Problem details:
Collect each line of the records containing the string "Universiti".

Source records:
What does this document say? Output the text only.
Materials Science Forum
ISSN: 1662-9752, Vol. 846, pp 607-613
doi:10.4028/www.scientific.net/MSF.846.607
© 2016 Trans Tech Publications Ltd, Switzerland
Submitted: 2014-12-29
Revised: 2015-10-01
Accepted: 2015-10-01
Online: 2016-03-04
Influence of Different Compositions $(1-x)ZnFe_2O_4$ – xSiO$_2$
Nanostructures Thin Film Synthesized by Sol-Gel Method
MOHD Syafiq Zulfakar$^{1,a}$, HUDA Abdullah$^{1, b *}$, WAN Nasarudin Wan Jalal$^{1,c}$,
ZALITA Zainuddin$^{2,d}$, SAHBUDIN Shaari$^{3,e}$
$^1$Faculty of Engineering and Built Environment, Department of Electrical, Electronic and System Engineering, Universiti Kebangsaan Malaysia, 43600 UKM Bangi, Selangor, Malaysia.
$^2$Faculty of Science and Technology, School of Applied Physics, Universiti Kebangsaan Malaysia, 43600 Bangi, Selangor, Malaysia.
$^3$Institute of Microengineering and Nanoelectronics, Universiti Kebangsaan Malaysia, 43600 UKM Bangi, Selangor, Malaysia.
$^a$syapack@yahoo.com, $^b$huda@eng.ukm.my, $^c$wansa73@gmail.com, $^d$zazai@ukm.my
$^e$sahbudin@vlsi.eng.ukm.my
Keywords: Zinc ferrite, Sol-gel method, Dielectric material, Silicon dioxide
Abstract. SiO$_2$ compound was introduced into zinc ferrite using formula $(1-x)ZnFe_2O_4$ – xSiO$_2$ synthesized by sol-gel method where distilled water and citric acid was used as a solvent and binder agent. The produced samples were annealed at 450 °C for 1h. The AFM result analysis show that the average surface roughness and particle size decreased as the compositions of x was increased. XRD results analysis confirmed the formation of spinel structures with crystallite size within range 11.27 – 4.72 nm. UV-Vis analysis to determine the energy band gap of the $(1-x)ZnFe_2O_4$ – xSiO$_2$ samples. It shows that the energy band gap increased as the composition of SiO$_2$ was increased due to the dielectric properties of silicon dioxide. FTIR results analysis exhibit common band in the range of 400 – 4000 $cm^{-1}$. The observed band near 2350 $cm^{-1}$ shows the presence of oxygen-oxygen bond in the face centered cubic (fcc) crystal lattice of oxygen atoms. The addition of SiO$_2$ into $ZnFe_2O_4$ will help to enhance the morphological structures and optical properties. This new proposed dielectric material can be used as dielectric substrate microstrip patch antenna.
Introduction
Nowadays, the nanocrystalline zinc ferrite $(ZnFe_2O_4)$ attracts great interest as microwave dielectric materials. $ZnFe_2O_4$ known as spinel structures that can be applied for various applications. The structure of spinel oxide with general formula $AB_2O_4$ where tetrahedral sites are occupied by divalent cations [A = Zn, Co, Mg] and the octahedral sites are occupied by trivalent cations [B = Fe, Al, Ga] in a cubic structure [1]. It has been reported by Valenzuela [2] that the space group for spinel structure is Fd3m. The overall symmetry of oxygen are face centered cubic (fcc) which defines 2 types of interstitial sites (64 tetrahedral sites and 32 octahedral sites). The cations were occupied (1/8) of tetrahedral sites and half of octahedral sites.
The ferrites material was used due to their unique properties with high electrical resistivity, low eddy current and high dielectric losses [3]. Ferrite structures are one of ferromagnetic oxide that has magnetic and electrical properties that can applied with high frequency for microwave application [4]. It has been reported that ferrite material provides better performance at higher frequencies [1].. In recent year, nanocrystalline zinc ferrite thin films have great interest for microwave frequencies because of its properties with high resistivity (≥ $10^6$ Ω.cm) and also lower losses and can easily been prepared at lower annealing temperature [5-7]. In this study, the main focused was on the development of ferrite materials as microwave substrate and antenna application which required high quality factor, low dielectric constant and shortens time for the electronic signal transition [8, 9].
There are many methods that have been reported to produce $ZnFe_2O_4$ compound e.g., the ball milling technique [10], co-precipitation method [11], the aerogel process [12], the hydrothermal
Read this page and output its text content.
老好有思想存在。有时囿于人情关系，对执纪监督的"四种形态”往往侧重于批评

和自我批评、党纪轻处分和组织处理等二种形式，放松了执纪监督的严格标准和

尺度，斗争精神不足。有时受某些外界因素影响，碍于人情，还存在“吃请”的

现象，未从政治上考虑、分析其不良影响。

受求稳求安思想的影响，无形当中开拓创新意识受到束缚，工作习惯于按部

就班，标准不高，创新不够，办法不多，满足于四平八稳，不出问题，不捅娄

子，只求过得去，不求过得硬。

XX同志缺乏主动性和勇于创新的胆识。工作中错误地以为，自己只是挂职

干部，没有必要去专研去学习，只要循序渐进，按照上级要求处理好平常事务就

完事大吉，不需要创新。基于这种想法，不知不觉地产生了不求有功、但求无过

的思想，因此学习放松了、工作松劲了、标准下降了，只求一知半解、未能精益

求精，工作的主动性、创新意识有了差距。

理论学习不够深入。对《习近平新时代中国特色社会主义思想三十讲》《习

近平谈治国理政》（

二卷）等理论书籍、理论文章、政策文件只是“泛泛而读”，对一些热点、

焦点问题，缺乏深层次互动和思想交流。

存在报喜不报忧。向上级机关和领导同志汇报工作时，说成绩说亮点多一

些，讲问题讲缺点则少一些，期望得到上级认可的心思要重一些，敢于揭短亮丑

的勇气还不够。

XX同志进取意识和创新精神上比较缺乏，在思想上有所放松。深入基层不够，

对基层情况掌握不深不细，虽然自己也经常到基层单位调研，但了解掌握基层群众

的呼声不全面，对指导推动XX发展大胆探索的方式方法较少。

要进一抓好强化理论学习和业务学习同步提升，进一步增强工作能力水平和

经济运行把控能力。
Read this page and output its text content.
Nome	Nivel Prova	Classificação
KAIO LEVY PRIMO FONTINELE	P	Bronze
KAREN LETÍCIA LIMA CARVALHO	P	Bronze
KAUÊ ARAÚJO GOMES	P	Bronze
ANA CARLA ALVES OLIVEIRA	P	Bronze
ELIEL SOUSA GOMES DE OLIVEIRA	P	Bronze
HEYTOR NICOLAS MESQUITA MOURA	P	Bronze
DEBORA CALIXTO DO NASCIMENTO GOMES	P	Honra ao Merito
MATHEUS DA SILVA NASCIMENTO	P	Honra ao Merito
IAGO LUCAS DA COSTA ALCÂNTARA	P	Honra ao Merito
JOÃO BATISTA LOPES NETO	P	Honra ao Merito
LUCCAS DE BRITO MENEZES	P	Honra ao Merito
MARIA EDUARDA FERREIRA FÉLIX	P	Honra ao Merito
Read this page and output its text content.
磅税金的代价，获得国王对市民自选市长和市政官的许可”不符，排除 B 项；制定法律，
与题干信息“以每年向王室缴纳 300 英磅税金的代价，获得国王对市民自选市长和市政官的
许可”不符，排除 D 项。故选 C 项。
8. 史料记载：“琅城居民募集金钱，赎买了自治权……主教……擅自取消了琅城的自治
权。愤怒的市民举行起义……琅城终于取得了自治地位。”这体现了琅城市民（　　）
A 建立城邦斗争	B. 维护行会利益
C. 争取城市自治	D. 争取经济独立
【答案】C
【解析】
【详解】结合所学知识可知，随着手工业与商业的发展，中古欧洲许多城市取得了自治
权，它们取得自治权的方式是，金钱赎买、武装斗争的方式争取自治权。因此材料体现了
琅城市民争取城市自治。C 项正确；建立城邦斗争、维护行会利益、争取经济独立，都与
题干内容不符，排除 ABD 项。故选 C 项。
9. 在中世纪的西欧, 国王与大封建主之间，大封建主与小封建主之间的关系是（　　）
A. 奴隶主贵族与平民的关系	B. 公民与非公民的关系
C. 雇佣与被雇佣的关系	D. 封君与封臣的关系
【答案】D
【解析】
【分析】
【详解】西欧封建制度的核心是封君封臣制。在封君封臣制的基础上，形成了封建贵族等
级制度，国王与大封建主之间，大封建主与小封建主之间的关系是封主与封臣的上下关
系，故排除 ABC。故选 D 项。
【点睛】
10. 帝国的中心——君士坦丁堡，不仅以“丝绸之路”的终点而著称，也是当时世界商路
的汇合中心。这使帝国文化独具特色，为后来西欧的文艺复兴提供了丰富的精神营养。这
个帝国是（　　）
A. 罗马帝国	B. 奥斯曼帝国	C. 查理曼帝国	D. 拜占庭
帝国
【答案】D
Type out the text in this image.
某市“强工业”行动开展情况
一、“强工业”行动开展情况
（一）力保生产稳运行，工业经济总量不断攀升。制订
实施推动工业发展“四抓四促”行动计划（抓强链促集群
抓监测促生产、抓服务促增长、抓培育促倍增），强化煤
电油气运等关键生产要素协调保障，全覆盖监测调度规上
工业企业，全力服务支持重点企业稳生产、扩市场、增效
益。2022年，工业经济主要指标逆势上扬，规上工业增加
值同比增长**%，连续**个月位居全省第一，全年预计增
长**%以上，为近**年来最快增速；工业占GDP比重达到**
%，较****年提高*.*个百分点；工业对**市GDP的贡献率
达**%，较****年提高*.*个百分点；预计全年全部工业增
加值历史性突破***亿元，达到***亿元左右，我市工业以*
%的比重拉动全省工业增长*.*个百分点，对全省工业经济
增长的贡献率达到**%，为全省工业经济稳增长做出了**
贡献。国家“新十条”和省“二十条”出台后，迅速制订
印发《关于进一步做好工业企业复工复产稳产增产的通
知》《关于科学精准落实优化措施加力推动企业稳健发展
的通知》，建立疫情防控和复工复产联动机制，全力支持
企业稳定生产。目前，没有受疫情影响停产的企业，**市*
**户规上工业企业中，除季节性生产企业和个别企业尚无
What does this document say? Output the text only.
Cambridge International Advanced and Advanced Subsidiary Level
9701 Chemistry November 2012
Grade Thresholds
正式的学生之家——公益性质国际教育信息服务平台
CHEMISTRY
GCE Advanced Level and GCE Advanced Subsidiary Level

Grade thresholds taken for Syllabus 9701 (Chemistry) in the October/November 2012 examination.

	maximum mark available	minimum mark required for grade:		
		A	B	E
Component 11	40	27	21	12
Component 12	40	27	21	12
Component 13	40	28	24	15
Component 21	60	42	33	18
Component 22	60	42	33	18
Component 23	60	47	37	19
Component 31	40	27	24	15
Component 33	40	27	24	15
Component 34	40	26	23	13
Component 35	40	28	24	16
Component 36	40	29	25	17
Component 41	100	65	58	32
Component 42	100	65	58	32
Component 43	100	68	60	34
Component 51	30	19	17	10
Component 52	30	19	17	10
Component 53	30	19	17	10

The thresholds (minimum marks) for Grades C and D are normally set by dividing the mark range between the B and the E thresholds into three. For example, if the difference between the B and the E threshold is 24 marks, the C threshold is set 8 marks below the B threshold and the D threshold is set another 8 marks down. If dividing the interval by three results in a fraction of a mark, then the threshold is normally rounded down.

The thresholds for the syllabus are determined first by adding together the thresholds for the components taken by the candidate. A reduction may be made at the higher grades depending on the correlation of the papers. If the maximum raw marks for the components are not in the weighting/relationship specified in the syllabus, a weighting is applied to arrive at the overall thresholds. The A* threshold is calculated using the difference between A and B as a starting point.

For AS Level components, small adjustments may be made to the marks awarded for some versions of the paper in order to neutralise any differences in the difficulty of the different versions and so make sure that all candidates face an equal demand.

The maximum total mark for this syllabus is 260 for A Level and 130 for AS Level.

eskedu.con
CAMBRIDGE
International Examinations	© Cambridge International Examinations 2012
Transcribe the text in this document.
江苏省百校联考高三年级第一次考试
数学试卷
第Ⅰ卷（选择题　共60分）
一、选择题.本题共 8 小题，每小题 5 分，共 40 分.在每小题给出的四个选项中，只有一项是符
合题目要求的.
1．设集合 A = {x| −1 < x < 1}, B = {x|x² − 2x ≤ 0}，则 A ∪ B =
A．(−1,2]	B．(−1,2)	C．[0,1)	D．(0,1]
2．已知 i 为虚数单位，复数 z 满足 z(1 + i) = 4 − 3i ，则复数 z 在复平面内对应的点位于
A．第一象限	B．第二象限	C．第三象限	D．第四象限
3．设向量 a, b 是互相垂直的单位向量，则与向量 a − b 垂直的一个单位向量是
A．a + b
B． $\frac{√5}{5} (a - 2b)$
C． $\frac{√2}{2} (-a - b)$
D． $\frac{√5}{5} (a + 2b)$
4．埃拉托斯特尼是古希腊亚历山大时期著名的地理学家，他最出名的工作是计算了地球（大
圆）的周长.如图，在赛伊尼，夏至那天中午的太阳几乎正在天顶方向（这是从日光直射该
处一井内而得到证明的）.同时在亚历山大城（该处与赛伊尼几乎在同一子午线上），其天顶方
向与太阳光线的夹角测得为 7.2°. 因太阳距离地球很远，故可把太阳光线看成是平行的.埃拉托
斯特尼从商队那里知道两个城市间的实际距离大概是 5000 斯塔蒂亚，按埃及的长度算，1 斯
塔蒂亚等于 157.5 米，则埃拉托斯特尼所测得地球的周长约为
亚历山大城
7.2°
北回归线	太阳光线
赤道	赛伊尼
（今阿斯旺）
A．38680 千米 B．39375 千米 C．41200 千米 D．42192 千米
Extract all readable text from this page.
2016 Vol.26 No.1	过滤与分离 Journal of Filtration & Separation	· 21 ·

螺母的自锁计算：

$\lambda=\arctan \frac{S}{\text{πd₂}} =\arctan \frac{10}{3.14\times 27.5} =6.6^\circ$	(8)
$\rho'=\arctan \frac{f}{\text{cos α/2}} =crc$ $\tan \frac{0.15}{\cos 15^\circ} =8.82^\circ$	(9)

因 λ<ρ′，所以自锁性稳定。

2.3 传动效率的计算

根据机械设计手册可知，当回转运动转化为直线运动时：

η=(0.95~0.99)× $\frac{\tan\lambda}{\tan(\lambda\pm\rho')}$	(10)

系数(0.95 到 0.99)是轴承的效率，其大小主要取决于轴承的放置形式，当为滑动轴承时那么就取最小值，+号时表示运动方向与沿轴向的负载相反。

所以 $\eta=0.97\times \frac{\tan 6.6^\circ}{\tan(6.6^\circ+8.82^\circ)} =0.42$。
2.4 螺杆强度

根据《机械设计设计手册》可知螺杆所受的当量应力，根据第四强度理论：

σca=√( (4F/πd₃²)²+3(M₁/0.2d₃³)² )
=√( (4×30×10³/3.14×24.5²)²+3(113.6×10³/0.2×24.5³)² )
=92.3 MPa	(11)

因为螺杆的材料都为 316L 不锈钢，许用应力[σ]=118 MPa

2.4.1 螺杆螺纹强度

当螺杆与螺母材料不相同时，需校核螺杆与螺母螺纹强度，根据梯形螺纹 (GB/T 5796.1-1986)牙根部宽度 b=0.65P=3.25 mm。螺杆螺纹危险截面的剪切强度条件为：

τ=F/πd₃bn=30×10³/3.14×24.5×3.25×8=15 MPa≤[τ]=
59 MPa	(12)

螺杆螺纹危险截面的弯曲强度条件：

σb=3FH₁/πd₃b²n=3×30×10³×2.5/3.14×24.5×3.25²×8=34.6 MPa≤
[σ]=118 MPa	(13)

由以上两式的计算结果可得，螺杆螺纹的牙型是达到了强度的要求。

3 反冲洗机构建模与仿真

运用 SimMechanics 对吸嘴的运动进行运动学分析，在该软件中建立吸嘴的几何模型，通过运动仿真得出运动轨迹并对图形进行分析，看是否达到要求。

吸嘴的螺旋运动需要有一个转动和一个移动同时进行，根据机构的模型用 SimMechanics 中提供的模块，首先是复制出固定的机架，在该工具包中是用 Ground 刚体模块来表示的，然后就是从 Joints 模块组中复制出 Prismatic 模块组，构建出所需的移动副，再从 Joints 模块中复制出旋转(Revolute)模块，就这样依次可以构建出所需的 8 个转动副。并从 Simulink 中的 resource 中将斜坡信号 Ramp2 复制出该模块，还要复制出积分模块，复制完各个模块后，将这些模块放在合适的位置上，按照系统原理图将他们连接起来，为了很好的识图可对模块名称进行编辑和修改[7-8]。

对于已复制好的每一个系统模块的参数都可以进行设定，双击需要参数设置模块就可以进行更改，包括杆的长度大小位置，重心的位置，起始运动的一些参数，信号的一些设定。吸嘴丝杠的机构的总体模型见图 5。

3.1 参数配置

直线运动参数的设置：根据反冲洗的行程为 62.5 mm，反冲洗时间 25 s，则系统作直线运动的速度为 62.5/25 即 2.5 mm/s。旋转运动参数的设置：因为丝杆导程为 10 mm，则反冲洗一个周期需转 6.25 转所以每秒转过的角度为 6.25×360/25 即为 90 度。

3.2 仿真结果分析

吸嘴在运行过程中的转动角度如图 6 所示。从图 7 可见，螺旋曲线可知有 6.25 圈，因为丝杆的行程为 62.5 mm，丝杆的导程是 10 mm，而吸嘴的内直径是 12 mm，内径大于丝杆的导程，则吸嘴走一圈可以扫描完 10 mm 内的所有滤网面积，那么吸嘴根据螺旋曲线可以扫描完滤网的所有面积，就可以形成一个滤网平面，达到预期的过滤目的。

Exercise solution:
$^1$Faculty of Engineering and Built Environment, Department of Electrical, Electronic and System Engineering, Universiti Kebangsaan Malaysia, 43600 UKM Bangi, Selangor, Malaysia.
$^2$Faculty of Science and Technology, School of Applied Physics, Universiti Kebangsaan Malaysia, 43600 Bangi, Selangor, Malaysia.
$^3$Institute of Microengineering and Nanoelectronics, Universiti Kebangsaan Malaysia, 43600 UKM Bangi, Selangor, Malaysia.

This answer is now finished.